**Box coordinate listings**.
# # # # #

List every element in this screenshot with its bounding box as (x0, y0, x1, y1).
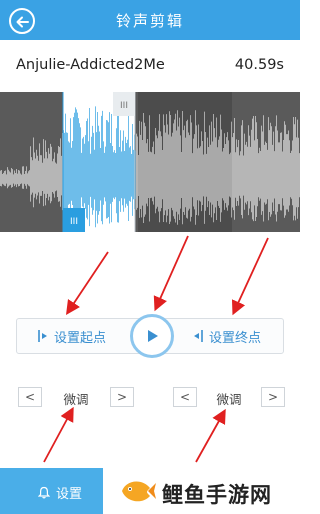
fine-tune-start: < 微调 > (18, 387, 134, 407)
watermark-brand: 鲤鱼手游网 (112, 472, 300, 512)
annotation-arrow (231, 237, 269, 316)
annotation-arrow (43, 406, 74, 463)
end-marker-icon (193, 330, 203, 342)
set-ringtone-button[interactable]: 设置 (0, 468, 103, 514)
play-button[interactable] (130, 314, 174, 358)
start-handle-grip: III (70, 217, 78, 227)
annotation-arrow (195, 408, 226, 463)
track-name: Anjulie-Addicted2Me (16, 57, 165, 73)
waveform-editor[interactable]: III III (0, 92, 300, 232)
fine-tune-start-prev-button[interactable]: < (18, 387, 42, 407)
play-icon (148, 330, 158, 342)
annotation-arrow (153, 235, 189, 312)
fine-tune-end-prev-button[interactable]: < (173, 387, 197, 407)
page-title: 铃声剪辑 (115, 12, 184, 30)
track-info: Anjulie-Addicted2Me 40.59s (0, 40, 300, 92)
set-end-button[interactable]: 设置终点 (192, 319, 261, 353)
top-bar: 铃声剪辑 (0, 0, 300, 40)
fine-tune-start-next-button[interactable]: > (110, 387, 134, 407)
bell-icon (38, 486, 50, 499)
set-start-label: 设置起点 (54, 330, 107, 346)
end-handle-grip: III (120, 101, 128, 111)
waveform[interactable]: III III (0, 92, 300, 232)
fish-logo-icon (122, 481, 156, 502)
set-ringtone-label: 设置 (56, 487, 83, 502)
track-duration: 40.59s (234, 57, 284, 73)
annotation-arrow (66, 251, 109, 315)
start-marker-icon (38, 330, 47, 342)
fine-tune-start-label: 微调 (63, 392, 89, 407)
fine-tune-end-label: 微调 (216, 392, 242, 407)
set-end-label: 设置终点 (208, 330, 261, 346)
fine-tune-end-next-button[interactable]: > (261, 387, 285, 407)
fine-tune-end: < 微调 > (173, 387, 285, 407)
set-start-button[interactable]: 设置起点 (37, 319, 106, 353)
watermark-text: 鲤鱼手游网 (162, 483, 272, 507)
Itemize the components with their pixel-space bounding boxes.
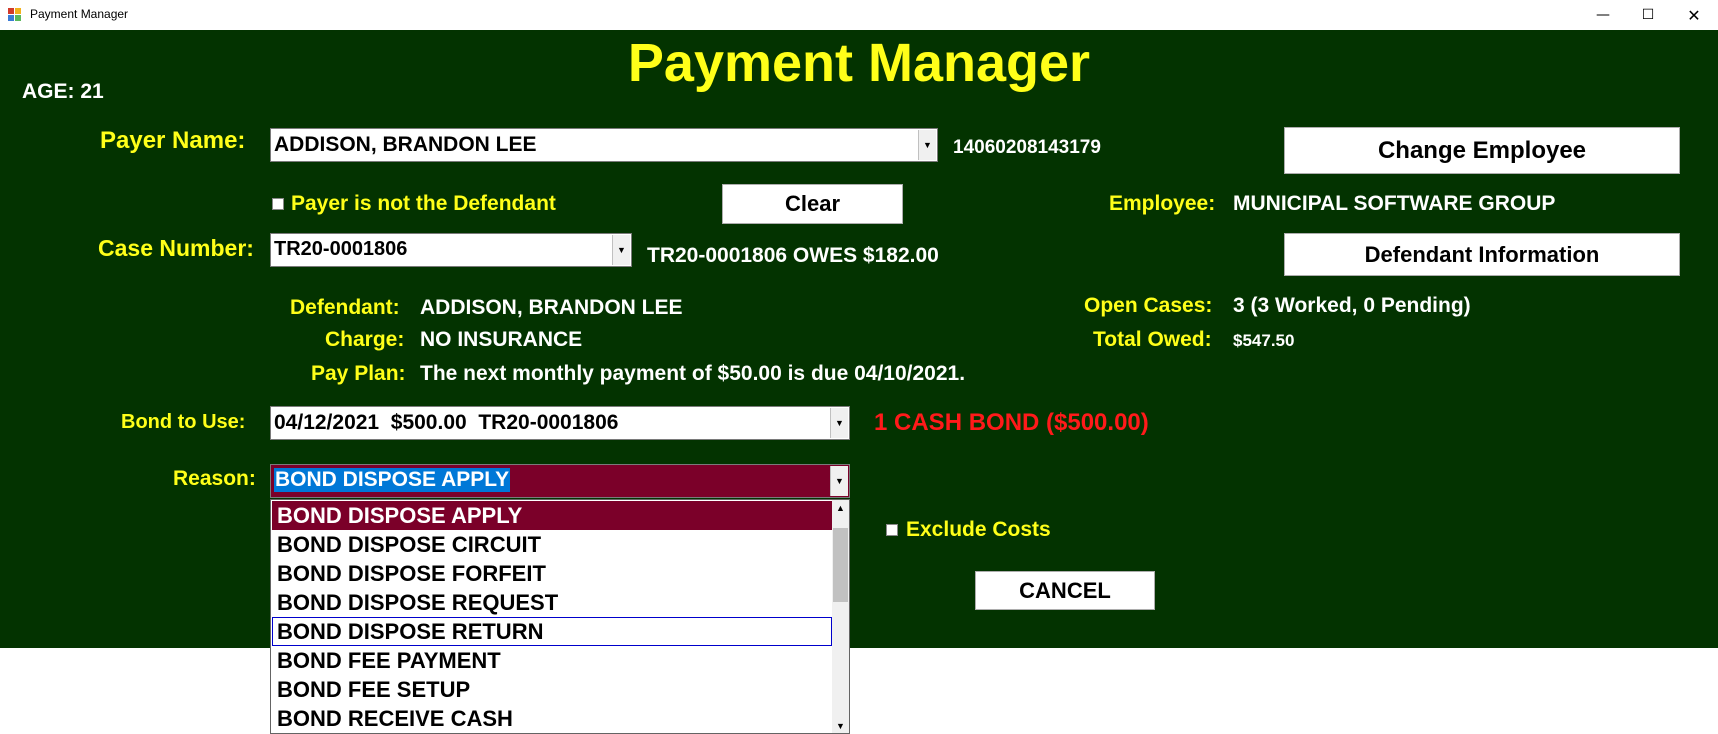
reason-option-bond-dispose-return[interactable]: BOND DISPOSE RETURN xyxy=(272,617,832,646)
maximize-icon[interactable]: ☐ xyxy=(1625,0,1671,30)
defendant-value: ADDISON, BRANDON LEE xyxy=(420,296,683,319)
dropdown-scrollbar[interactable]: ▲ ▼ xyxy=(832,500,849,733)
exclude-costs-label: Exclude Costs xyxy=(906,518,1051,541)
open-cases-label: Open Cases: xyxy=(1084,294,1213,317)
main-panel xyxy=(0,30,1718,648)
chevron-down-icon[interactable]: ▼ xyxy=(830,466,848,496)
reason-label: Reason: xyxy=(173,467,256,490)
payer-name-label: Payer Name: xyxy=(100,127,246,154)
reason-option-bond-dispose-circuit[interactable]: BOND DISPOSE CIRCUIT xyxy=(272,530,832,559)
defendant-information-button[interactable]: Defendant Information xyxy=(1284,233,1680,276)
reason-value: BOND DISPOSE APPLY xyxy=(274,468,511,492)
charge-label: Charge: xyxy=(325,328,405,351)
employee-label: Employee: xyxy=(1109,192,1216,215)
chevron-down-icon[interactable]: ▼ xyxy=(612,235,630,265)
pay-plan-label: Pay Plan: xyxy=(311,362,406,385)
cancel-button[interactable]: CANCEL xyxy=(975,571,1155,610)
app-icon xyxy=(8,8,22,22)
case-number-combo[interactable]: TR20-0001806 ▼ xyxy=(270,233,632,267)
defendant-label: Defendant: xyxy=(290,296,400,319)
bond-to-use-label: Bond to Use: xyxy=(121,411,246,433)
payer-name-value: ADDISON, BRANDON LEE xyxy=(274,133,537,156)
title-bar: Payment Manager — ☐ ✕ xyxy=(0,0,1718,30)
minimize-icon[interactable]: — xyxy=(1580,0,1626,30)
reason-option-bond-fee-setup[interactable]: BOND FEE SETUP xyxy=(272,675,832,704)
window-title: Payment Manager xyxy=(30,7,129,21)
scroll-down-icon[interactable]: ▼ xyxy=(832,718,849,733)
exclude-costs-checkbox[interactable] xyxy=(886,524,898,536)
bond-summary: 1 CASH BOND ($500.00) xyxy=(874,409,1149,436)
reason-option-bond-fee-payment[interactable]: BOND FEE PAYMENT xyxy=(272,646,832,675)
case-number-value: TR20-0001806 xyxy=(274,238,408,260)
charge-value: NO INSURANCE xyxy=(420,328,583,351)
reason-dropdown-list[interactable]: BOND DISPOSE APPLY BOND DISPOSE CIRCUIT … xyxy=(270,499,850,734)
employee-value: MUNICIPAL SOFTWARE GROUP xyxy=(1233,192,1556,215)
clear-button[interactable]: Clear xyxy=(722,184,903,224)
chevron-down-icon[interactable]: ▼ xyxy=(918,130,936,160)
bond-to-use-combo[interactable]: 04/12/2021 $500.00 TR20-0001806 ▼ xyxy=(270,406,850,440)
chevron-down-icon[interactable]: ▼ xyxy=(830,408,848,438)
payer-not-defendant-checkbox[interactable] xyxy=(272,198,284,210)
payer-id: 14060208143179 xyxy=(953,137,1101,158)
open-cases-value: 3 (3 Worked, 0 Pending) xyxy=(1233,294,1471,317)
reason-option-bond-dispose-forfeit[interactable]: BOND DISPOSE FORFEIT xyxy=(272,559,832,588)
reason-option-bond-dispose-request[interactable]: BOND DISPOSE REQUEST xyxy=(272,588,832,617)
scrollbar-thumb[interactable] xyxy=(833,528,848,602)
total-owed-value: $547.50 xyxy=(1233,331,1295,350)
bond-to-use-value: 04/12/2021 $500.00 TR20-0001806 xyxy=(274,411,619,434)
scroll-up-icon[interactable]: ▲ xyxy=(832,500,849,517)
reason-option-bond-dispose-apply[interactable]: BOND DISPOSE APPLY xyxy=(272,501,832,530)
reason-option-bond-receive-cash[interactable]: BOND RECEIVE CASH xyxy=(272,704,832,733)
payer-not-defendant-label: Payer is not the Defendant xyxy=(291,192,556,215)
reason-combo[interactable]: BOND DISPOSE APPLY ▼ xyxy=(270,464,850,498)
payer-name-combo[interactable]: ADDISON, BRANDON LEE ▼ xyxy=(270,128,938,162)
age-label: AGE: 21 xyxy=(22,80,104,103)
case-number-label: Case Number: xyxy=(98,235,254,261)
page-title: Payment Manager xyxy=(627,33,1091,93)
case-owes: TR20-0001806 OWES $182.00 xyxy=(647,244,939,267)
pay-plan-value: The next monthly payment of $50.00 is du… xyxy=(420,362,966,385)
total-owed-label: Total Owed: xyxy=(1093,328,1212,351)
change-employee-button[interactable]: Change Employee xyxy=(1284,127,1680,174)
close-icon[interactable]: ✕ xyxy=(1671,0,1717,30)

# # # # #

**Aim**. Quote the data lines exactly, starting at the line that contains "fine-tune-start: < 微调 > (18, 387, 134, 407)" and stopping after the line that contains "track-duration: 40.59s (234, 57, 284, 73)".

**Task output**.
fine-tune-start: < 微调 > (18, 387, 134, 407)
watermark-brand: 鲤鱼手游网 (112, 472, 300, 512)
annotation-arrow (231, 237, 269, 316)
annotation-arrow (43, 406, 74, 463)
end-marker-icon (193, 330, 203, 342)
set-ringtone-button[interactable]: 设置 (0, 468, 103, 514)
play-button[interactable] (130, 314, 174, 358)
start-handle-grip: III (70, 217, 78, 227)
annotation-arrow (195, 408, 226, 463)
track-name: Anjulie-Addicted2Me (16, 57, 165, 73)
waveform-editor[interactable]: III III (0, 92, 300, 232)
fine-tune-start-prev-button[interactable]: < (18, 387, 42, 407)
play-icon (148, 330, 158, 342)
annotation-arrow (153, 235, 189, 312)
fine-tune-end-prev-button[interactable]: < (173, 387, 197, 407)
page-title: 铃声剪辑 (115, 12, 184, 30)
track-info: Anjulie-Addicted2Me 40.59s (0, 40, 300, 92)
set-end-button[interactable]: 设置终点 (192, 319, 261, 353)
top-bar: 铃声剪辑 (0, 0, 300, 40)
fine-tune-start-next-button[interactable]: > (110, 387, 134, 407)
bell-icon (38, 486, 50, 499)
set-start-label: 设置起点 (54, 330, 107, 346)
end-handle-grip: III (120, 101, 128, 111)
waveform[interactable]: III III (0, 92, 300, 232)
fish-logo-icon (122, 481, 156, 502)
set-ringtone-label: 设置 (56, 487, 83, 502)
track-duration: 40.59s (234, 57, 284, 73)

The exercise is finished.